→ **Written problem**
Filter the records below for the word "Forecast". Copy each line that holds it.

→ **Dataset entries**
▼
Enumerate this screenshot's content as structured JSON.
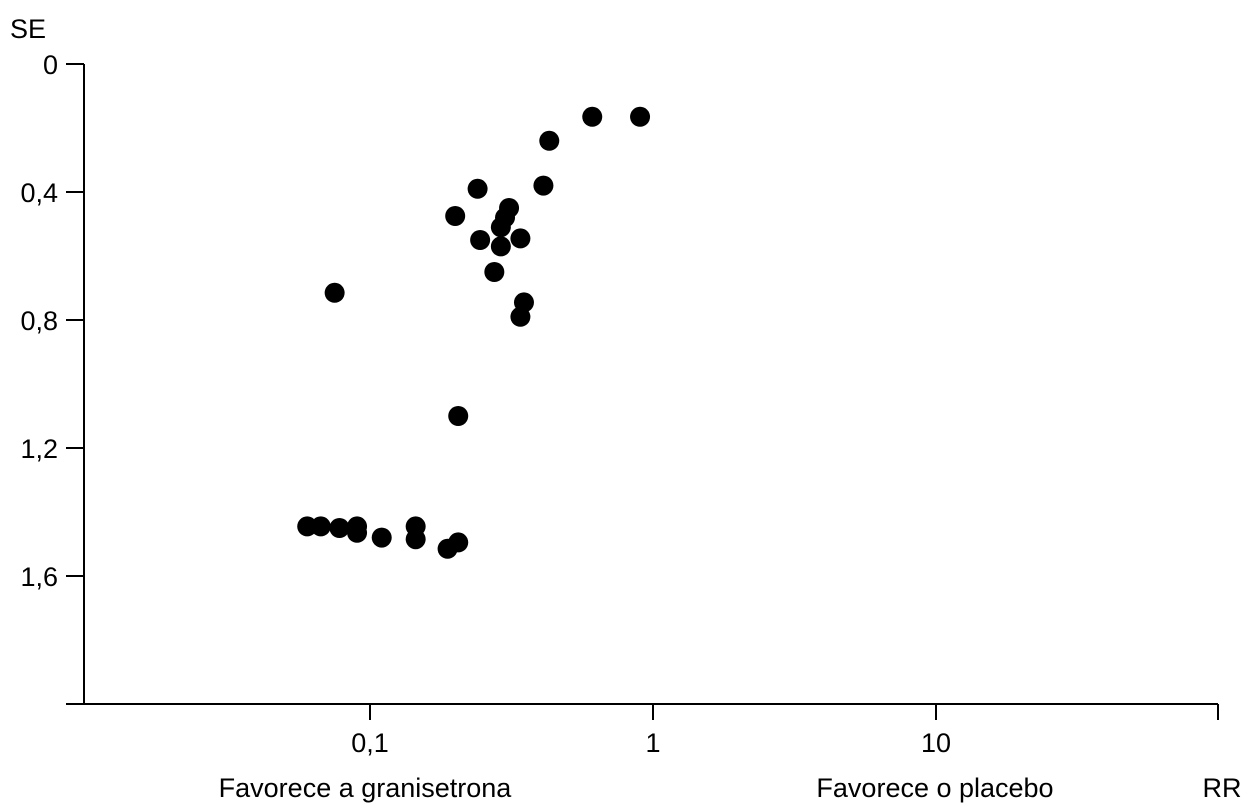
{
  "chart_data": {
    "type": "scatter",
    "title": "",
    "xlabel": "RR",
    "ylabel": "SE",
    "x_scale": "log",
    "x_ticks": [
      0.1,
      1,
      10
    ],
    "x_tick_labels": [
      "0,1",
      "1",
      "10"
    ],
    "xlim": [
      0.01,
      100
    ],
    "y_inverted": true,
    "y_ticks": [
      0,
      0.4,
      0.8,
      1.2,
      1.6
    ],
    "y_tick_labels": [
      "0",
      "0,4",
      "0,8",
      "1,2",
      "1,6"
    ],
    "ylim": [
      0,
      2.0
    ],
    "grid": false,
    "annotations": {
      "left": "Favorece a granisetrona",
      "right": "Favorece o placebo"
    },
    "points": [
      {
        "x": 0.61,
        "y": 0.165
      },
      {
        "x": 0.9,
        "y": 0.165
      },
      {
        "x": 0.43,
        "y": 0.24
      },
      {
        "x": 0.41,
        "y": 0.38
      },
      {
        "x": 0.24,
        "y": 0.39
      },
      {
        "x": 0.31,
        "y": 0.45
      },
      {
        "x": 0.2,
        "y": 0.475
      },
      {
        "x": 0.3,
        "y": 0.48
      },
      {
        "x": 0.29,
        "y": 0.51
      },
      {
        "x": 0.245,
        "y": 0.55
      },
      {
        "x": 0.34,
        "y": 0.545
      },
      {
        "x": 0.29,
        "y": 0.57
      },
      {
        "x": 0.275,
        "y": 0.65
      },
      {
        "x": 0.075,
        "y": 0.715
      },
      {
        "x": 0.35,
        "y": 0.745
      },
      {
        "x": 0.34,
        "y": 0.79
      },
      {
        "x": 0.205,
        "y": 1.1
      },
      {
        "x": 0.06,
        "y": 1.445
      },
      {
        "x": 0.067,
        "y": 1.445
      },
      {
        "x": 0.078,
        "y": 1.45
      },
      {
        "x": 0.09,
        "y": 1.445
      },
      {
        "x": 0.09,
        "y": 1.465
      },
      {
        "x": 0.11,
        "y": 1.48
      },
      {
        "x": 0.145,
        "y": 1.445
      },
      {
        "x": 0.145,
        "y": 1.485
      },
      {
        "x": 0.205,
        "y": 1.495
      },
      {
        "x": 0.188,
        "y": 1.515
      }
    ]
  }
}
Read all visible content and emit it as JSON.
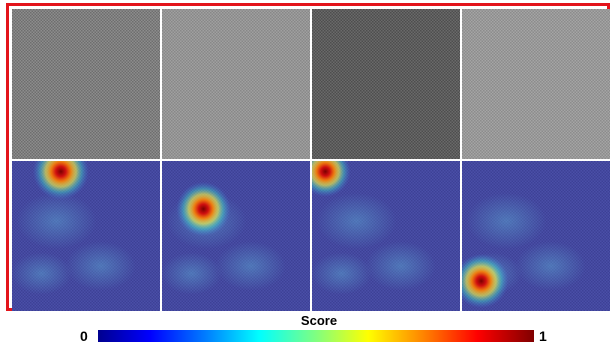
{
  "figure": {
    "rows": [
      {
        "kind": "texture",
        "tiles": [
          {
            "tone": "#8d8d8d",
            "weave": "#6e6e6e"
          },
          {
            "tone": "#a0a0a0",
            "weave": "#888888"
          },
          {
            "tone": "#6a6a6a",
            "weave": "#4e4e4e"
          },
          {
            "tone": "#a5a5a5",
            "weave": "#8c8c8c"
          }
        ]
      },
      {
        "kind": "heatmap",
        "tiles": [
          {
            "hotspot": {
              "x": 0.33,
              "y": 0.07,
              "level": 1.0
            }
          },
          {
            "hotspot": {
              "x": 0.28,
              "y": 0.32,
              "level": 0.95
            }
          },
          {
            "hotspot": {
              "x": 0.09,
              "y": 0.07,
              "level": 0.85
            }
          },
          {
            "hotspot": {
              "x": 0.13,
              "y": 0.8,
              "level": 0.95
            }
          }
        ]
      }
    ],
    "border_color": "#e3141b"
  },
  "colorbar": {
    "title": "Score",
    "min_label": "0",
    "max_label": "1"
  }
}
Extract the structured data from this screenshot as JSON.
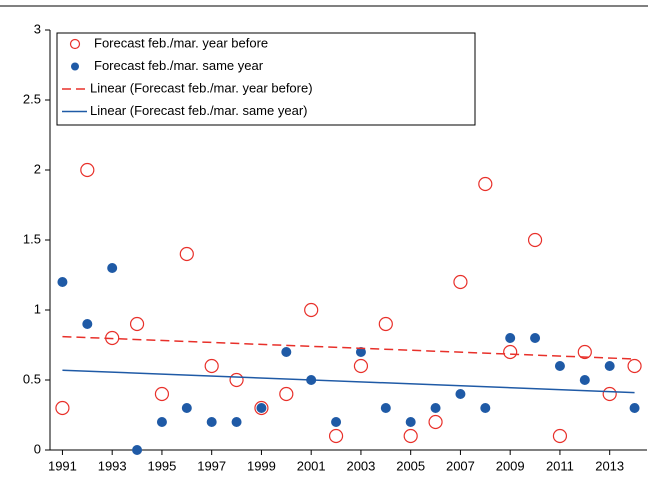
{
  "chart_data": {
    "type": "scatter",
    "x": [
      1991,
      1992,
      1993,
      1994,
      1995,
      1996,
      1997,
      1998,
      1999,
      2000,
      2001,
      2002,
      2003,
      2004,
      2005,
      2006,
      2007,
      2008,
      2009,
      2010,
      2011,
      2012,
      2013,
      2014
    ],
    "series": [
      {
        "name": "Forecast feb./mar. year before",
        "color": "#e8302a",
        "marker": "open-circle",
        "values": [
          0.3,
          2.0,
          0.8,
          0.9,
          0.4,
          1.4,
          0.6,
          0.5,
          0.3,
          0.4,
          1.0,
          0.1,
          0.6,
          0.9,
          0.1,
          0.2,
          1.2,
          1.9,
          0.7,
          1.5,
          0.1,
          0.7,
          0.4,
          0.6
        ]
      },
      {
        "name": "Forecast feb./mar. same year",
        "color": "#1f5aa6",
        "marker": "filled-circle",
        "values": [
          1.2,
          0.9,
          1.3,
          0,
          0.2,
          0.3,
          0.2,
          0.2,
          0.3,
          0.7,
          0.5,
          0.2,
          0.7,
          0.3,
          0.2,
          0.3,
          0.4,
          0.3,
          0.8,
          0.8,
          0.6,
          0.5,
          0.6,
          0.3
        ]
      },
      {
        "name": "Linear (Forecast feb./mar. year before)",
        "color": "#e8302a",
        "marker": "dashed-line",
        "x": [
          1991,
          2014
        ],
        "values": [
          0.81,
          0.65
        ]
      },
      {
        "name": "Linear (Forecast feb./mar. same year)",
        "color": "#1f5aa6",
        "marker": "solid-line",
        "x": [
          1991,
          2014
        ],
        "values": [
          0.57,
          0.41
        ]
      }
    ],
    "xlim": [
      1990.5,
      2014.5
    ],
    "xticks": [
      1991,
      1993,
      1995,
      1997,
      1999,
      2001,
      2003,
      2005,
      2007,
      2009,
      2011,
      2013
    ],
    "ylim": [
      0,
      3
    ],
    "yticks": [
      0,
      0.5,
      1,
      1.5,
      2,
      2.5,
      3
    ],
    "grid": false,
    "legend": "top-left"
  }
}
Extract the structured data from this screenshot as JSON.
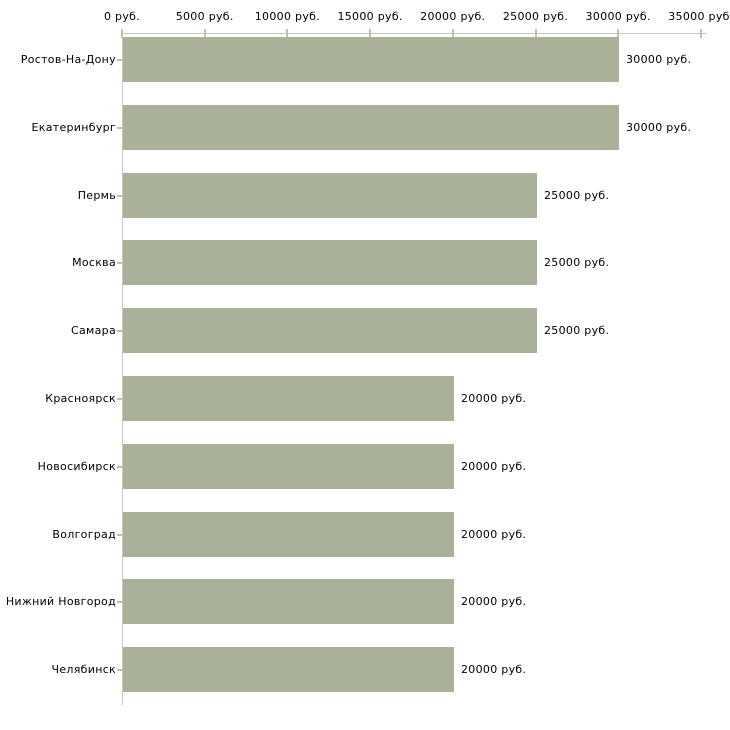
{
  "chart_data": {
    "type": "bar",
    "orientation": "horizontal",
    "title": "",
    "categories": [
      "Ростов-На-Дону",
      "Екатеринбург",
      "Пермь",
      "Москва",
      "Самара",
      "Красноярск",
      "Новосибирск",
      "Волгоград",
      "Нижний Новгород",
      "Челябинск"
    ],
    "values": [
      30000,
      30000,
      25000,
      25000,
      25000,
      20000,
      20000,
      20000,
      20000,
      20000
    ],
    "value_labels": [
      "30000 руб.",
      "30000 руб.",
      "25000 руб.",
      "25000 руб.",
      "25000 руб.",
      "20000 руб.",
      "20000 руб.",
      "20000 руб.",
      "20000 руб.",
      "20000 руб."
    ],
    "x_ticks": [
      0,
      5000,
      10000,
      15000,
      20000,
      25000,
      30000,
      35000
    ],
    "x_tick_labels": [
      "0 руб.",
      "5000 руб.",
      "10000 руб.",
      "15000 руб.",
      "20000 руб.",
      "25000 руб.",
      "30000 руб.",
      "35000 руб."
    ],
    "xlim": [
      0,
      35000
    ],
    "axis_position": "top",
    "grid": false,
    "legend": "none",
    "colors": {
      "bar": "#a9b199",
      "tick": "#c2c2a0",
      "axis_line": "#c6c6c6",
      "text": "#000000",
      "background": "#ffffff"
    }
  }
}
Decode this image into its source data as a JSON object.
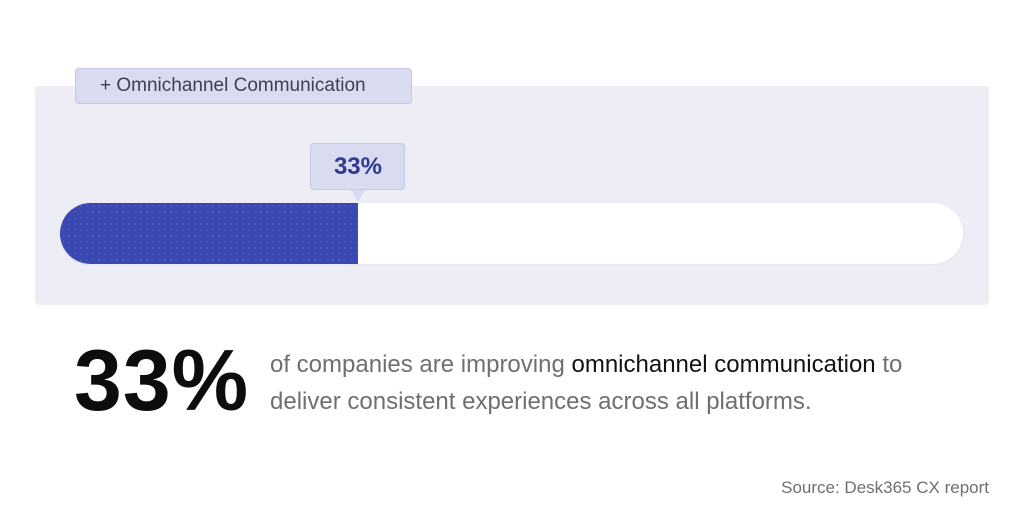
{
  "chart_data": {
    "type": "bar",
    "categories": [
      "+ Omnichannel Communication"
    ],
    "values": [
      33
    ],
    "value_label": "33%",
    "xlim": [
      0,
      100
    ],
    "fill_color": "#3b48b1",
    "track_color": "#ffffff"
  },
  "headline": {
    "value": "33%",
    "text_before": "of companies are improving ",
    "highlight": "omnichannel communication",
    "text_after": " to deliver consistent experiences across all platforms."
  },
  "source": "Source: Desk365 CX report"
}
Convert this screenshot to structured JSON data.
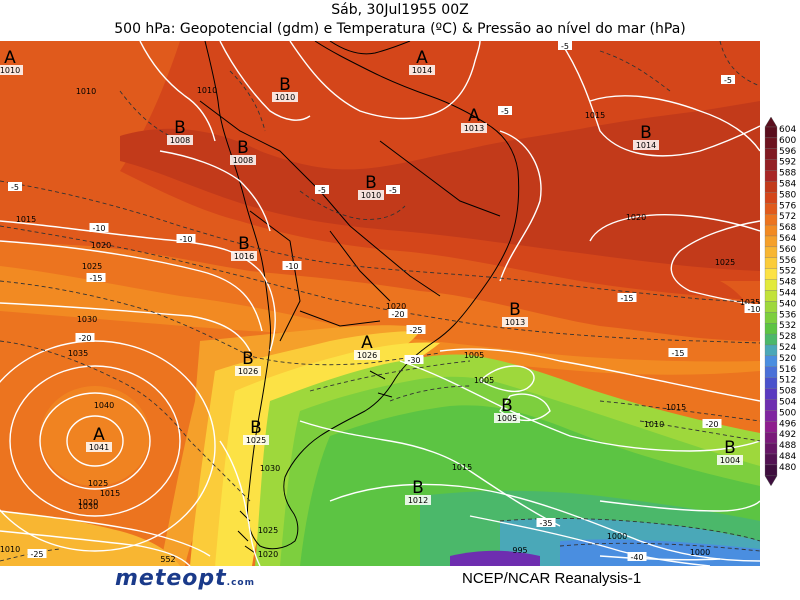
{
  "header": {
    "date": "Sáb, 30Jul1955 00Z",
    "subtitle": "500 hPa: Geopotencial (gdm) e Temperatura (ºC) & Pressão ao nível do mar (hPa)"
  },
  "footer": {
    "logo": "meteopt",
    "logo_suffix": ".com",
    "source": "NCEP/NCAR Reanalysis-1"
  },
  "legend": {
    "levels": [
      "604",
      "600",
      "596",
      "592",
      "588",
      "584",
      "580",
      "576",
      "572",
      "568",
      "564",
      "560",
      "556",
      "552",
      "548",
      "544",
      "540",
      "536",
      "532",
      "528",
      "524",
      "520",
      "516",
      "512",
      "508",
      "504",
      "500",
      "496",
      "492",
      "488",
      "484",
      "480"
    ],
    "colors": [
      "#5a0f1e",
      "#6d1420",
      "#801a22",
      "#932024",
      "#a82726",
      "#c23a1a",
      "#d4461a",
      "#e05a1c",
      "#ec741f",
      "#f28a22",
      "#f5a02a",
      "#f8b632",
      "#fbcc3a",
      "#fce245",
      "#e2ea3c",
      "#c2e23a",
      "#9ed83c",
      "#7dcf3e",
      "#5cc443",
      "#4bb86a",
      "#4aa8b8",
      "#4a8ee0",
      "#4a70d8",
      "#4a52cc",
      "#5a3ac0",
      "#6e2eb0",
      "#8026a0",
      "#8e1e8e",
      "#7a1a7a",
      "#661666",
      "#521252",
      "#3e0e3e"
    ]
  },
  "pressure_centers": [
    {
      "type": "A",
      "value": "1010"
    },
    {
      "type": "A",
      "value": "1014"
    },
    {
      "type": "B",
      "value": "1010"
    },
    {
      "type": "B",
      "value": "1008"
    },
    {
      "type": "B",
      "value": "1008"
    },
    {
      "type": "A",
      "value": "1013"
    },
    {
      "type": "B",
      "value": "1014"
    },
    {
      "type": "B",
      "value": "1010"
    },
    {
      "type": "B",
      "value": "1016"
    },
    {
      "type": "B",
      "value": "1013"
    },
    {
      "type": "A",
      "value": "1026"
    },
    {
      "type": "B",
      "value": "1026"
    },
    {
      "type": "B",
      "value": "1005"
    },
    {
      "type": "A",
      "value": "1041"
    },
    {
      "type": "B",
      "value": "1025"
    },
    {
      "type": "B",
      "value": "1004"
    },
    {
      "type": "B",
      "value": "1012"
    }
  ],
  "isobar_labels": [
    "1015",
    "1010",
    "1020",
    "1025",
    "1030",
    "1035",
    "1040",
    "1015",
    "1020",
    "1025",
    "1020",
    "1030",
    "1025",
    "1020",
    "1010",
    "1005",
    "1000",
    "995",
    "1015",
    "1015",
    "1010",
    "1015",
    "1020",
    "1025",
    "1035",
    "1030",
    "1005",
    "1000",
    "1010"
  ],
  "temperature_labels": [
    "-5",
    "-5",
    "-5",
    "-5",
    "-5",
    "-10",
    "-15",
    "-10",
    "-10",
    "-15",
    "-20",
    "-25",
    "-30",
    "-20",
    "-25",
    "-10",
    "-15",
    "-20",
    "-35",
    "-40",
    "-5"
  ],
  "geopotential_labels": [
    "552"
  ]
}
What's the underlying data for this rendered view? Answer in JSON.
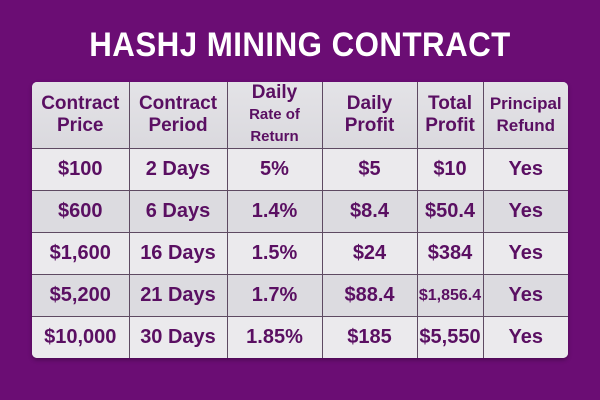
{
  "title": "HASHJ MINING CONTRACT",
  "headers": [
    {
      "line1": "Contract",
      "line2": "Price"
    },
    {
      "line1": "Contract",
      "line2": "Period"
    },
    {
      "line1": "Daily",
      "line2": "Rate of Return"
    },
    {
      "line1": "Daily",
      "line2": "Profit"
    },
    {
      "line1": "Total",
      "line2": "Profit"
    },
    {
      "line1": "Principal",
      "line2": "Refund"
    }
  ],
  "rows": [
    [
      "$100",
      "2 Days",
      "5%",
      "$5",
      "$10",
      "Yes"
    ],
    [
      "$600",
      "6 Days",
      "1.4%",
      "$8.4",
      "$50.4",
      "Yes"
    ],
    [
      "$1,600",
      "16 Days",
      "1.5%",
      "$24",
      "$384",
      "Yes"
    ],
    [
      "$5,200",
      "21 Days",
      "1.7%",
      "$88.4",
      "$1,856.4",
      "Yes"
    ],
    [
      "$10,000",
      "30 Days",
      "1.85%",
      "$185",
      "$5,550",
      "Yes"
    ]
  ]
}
▲
→ **Solution**
        "name": "Forecast feb./mar. year before",
        "name": "Forecast feb./mar. same year",
        "name": "Linear (Forecast feb./mar. year before)",
        "name": "Linear (Forecast feb./mar. same year)",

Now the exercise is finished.